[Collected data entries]
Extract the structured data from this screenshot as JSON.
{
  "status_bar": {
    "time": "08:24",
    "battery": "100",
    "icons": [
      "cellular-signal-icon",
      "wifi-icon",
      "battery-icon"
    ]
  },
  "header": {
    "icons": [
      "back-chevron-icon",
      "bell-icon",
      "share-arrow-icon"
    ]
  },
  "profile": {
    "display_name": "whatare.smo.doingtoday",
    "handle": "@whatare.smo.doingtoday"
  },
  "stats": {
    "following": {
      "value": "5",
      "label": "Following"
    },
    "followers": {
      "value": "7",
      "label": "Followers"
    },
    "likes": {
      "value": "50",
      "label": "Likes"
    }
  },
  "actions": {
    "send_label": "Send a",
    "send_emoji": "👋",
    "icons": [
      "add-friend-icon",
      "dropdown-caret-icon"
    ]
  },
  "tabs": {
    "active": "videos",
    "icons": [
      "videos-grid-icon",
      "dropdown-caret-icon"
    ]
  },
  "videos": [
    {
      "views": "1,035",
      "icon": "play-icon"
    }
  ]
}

> _YOUR OBJECTIVE_: Every line above needs to be retyped exactly.

> _SOLVED EXERCISE_:
Extract the structured data from this screenshot as JSON.
{
  "status_bar": {
    "time": "08:24",
    "battery": "100",
    "icons": [
      "cellular-signal-icon",
      "wifi-icon",
      "battery-icon"
    ]
  },
  "header": {
    "icons": [
      "back-chevron-icon",
      "bell-icon",
      "share-arrow-icon"
    ]
  },
  "profile": {
    "display_name": "whatare.smo.doingtoday",
    "handle": "@whatare.smo.doingtoday"
  },
  "stats": {
    "following": {
      "value": "5",
      "label": "Following"
    },
    "followers": {
      "value": "7",
      "label": "Followers"
    },
    "likes": {
      "value": "50",
      "label": "Likes"
    }
  },
  "actions": {
    "send_label": "Send a",
    "send_emoji": "👋",
    "icons": [
      "add-friend-icon",
      "dropdown-caret-icon"
    ]
  },
  "tabs": {
    "active": "videos",
    "icons": [
      "videos-grid-icon",
      "dropdown-caret-icon"
    ]
  },
  "videos": [
    {
      "views": "1,035",
      "icon": "play-icon"
    }
  ]
}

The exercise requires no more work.